____ SOURCE TEXT

Fix. Change the Jenkinsfile or podman push to target app-registry.apps.sub.comptech-lab.com. Keep BASE_IMAGE_REGISTRY and IMAGE_REGISTRY as separate variables.

Prevention. Make the two registries visually distinct in CI templates and code. Don’t collapse them.

Symptom: pull returns an older layer than upstream actually has

Root cause. The proxy member has cached a manifest whose metadata-max-age has not expired, and the cleanup policy hasn’t aged out the layer yet. The upstream changed a tag’s underlying digest but Nexus is still serving the old digest until cache invalidation.

Fix. Pull by digest, not by mutable tag. If you must pull by tag, force a re-resolve: log into Nexus UI as an admin and invalidate the proxy’s metadata cache for the affected manifest (Manage > Repositories > <proxy> > Invalidate cache), then re-pull.

Prevention. Code review for Containerfiles must reject mutable base image tags like :latest. Always include a version segment in the tag, ideally including the upstream’s build/digest identifier.

________
____ GIVEN ENTRIES

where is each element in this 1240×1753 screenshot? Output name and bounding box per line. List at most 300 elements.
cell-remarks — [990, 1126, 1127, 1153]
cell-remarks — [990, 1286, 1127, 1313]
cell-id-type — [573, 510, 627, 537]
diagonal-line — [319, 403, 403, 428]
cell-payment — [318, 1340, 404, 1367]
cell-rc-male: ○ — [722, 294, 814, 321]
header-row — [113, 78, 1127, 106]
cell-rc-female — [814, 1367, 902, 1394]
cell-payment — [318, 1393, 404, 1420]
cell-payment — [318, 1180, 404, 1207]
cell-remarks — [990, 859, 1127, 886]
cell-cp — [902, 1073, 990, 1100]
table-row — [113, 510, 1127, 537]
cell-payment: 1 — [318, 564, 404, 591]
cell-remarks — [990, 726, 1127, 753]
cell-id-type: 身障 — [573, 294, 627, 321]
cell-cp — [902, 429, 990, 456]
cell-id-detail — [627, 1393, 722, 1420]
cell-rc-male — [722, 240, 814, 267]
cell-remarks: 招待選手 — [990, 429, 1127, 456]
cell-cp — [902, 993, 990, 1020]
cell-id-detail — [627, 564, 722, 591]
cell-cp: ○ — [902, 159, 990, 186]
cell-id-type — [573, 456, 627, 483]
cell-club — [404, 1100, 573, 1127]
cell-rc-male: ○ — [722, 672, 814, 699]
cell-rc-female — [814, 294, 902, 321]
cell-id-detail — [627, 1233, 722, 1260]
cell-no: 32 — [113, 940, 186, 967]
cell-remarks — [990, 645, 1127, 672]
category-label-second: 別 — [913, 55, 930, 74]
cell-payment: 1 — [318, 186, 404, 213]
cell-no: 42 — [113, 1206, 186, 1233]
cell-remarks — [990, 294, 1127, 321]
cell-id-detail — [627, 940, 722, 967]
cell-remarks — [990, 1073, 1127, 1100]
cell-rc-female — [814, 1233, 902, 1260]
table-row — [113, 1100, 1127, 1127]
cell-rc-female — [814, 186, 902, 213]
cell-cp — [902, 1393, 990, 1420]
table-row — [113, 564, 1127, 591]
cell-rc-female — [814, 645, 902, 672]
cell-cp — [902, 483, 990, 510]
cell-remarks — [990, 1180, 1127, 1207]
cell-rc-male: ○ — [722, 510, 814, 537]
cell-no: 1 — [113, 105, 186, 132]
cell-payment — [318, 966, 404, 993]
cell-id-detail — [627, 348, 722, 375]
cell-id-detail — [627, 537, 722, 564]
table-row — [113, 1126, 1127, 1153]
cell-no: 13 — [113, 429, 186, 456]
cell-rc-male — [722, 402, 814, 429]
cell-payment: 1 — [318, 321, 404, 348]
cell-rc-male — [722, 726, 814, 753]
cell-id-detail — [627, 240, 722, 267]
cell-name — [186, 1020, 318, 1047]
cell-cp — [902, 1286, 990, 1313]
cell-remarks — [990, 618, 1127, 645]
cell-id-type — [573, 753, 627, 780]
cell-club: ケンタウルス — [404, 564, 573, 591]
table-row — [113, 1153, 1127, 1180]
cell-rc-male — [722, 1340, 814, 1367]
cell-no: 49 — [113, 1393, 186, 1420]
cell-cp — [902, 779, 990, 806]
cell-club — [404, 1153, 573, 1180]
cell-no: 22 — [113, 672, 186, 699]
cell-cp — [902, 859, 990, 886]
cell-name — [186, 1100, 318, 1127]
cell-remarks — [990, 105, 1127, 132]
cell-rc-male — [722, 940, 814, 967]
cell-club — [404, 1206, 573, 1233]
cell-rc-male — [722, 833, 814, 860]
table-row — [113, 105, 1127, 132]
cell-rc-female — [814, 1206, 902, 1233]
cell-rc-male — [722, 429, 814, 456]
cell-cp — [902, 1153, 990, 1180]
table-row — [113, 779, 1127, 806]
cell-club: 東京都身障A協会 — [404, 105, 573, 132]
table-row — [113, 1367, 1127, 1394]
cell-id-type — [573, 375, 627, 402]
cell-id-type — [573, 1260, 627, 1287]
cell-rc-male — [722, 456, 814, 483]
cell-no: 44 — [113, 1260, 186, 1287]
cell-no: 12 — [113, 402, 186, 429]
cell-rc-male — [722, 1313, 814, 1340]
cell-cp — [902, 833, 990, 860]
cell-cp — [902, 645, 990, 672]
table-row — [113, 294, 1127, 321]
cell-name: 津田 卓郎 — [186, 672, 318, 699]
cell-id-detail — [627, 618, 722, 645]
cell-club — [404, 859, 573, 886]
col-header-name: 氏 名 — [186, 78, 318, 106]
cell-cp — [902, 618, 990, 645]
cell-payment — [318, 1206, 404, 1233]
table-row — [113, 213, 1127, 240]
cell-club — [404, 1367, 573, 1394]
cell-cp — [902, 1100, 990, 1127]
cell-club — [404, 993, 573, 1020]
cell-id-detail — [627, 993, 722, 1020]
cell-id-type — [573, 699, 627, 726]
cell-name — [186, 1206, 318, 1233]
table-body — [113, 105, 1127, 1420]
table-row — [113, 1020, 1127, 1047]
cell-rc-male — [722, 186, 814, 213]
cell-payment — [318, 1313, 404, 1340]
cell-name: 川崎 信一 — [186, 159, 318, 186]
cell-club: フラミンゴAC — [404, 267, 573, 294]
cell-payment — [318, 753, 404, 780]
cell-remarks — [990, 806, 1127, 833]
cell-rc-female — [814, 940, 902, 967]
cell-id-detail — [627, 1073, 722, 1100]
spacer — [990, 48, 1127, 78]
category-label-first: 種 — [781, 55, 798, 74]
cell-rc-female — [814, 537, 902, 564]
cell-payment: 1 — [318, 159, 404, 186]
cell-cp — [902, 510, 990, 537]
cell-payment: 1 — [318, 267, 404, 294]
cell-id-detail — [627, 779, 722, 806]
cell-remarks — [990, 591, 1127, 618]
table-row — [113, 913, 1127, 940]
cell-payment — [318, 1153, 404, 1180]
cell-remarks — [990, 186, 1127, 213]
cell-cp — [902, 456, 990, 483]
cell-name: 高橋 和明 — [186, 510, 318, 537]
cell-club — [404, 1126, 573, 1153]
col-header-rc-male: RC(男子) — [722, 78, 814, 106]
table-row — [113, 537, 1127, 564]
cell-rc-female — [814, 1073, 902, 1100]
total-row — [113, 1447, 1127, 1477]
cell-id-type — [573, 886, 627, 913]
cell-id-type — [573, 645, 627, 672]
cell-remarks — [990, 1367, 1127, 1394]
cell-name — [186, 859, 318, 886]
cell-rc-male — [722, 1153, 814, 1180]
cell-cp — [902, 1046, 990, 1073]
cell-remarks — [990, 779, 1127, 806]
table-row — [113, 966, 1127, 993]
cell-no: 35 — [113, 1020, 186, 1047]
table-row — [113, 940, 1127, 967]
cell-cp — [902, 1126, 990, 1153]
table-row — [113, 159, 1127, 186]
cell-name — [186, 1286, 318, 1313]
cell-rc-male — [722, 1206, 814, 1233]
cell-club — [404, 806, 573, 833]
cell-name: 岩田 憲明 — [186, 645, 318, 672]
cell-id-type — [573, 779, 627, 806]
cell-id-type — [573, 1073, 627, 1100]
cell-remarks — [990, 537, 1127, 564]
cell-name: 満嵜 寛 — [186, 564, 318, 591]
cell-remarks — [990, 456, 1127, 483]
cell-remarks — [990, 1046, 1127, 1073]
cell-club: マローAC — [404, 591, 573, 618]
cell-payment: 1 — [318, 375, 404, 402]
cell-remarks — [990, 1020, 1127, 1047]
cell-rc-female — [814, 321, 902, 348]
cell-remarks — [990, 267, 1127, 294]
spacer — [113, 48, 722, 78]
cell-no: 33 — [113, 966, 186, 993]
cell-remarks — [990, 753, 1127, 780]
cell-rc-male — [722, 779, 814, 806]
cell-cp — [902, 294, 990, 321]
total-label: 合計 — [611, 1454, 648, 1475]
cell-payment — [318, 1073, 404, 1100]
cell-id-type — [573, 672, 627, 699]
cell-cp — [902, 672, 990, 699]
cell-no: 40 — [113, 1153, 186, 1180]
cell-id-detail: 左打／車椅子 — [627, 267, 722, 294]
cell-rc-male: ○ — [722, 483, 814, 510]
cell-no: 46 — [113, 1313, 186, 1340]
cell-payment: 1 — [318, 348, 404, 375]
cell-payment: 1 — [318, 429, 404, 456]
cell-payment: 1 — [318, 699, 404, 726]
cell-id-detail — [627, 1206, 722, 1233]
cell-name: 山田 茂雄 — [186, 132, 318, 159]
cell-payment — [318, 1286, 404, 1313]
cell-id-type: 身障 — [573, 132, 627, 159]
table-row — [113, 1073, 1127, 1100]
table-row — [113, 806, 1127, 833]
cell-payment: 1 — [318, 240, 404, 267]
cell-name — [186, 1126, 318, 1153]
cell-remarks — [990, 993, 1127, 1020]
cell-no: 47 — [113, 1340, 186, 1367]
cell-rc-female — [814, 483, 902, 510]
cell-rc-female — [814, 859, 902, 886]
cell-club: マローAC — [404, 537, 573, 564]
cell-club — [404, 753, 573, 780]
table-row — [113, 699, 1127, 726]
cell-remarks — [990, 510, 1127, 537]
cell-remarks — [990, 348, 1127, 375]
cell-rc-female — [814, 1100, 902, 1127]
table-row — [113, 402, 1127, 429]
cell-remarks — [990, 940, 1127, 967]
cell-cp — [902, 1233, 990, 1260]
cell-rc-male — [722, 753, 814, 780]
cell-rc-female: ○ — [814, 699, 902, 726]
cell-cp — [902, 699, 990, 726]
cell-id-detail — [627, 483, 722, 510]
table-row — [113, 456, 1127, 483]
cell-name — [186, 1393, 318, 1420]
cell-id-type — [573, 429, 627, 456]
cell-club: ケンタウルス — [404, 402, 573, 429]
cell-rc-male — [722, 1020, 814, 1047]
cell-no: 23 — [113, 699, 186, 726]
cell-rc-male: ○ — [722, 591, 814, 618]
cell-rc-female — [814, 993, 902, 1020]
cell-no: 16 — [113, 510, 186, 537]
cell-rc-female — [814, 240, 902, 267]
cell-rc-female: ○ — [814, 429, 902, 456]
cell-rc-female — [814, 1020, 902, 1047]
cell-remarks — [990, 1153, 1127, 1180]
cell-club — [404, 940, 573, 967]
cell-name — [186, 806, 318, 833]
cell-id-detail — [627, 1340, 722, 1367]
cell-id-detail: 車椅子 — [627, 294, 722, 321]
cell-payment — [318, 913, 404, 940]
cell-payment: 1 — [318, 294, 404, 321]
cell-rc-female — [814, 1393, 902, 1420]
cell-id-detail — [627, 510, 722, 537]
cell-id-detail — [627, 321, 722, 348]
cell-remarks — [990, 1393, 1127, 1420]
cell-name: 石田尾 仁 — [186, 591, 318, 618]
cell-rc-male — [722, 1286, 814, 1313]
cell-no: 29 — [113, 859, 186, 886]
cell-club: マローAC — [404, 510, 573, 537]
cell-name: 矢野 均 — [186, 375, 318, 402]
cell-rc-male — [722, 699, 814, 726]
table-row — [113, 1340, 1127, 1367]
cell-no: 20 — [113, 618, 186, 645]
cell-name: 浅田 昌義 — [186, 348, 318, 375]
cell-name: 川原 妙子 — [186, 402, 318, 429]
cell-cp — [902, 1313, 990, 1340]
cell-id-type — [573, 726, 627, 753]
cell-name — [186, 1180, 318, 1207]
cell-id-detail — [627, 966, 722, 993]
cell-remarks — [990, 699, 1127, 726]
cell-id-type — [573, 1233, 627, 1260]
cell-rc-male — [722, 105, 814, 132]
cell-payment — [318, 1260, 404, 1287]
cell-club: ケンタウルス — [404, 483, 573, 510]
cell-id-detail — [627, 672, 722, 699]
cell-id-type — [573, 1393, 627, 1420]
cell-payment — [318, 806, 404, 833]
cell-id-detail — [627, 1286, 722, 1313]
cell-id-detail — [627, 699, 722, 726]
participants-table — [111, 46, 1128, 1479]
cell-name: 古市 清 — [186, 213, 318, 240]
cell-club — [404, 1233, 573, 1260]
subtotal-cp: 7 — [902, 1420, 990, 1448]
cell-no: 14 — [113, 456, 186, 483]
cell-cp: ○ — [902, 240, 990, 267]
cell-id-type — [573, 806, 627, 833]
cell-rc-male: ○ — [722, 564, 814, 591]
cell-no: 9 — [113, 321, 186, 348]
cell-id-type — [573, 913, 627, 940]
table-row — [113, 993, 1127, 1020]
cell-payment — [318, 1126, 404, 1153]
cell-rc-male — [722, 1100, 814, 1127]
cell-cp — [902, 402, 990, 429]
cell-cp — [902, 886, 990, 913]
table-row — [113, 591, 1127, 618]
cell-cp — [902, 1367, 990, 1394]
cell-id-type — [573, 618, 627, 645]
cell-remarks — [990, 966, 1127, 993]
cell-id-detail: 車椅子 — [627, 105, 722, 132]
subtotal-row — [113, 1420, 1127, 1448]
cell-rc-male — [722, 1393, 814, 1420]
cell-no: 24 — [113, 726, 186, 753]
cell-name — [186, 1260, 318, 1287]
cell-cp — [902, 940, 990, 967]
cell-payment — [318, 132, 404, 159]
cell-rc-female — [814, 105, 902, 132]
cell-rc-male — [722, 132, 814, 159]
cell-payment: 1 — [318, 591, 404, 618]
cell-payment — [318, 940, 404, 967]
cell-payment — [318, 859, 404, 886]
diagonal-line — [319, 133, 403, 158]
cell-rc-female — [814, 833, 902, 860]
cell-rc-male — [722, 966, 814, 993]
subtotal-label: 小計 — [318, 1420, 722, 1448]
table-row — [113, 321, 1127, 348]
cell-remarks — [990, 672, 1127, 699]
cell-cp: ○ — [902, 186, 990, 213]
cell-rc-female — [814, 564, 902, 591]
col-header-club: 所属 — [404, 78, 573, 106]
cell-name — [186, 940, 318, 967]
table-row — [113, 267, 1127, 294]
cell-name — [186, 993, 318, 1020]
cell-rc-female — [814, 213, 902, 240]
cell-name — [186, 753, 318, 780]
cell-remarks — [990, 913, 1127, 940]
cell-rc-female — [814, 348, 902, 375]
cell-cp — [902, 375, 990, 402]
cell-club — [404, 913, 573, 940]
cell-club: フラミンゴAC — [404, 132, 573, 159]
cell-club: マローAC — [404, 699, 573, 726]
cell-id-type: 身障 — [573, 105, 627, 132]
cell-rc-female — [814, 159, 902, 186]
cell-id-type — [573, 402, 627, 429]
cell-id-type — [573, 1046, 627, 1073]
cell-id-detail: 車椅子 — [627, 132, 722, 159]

________

**DIRECTIONS**
Please transcribe the registry troubleshooting text from "Prevention. Make the" up to and including "upstream’s build/digest identifier.". Use only the registry troubleshooting text to complete the work.

**TASK OUTPUT**
Prevention. Make the two registries visually distinct in CI templates and code. Don’t collapse them.

Symptom: pull returns an older layer than upstream actually has

Root cause. The proxy member has cached a manifest whose metadata-max-age has not expired, and the cleanup policy hasn’t aged out the layer yet. The upstream changed a tag’s underlying digest but Nexus is still serving the old digest until cache invalidation.

Fix. Pull by digest, not by mutable tag. If you must pull by tag, force a re-resolve: log into Nexus UI as an admin and invalidate the proxy’s metadata cache for the affected manifest (Manage > Repositories > <proxy> > Invalidate cache), then re-pull.

Prevention. Code review for Containerfiles must reject mutable base image tags like :latest. Always include a version segment in the tag, ideally including the upstream’s build/digest identifier.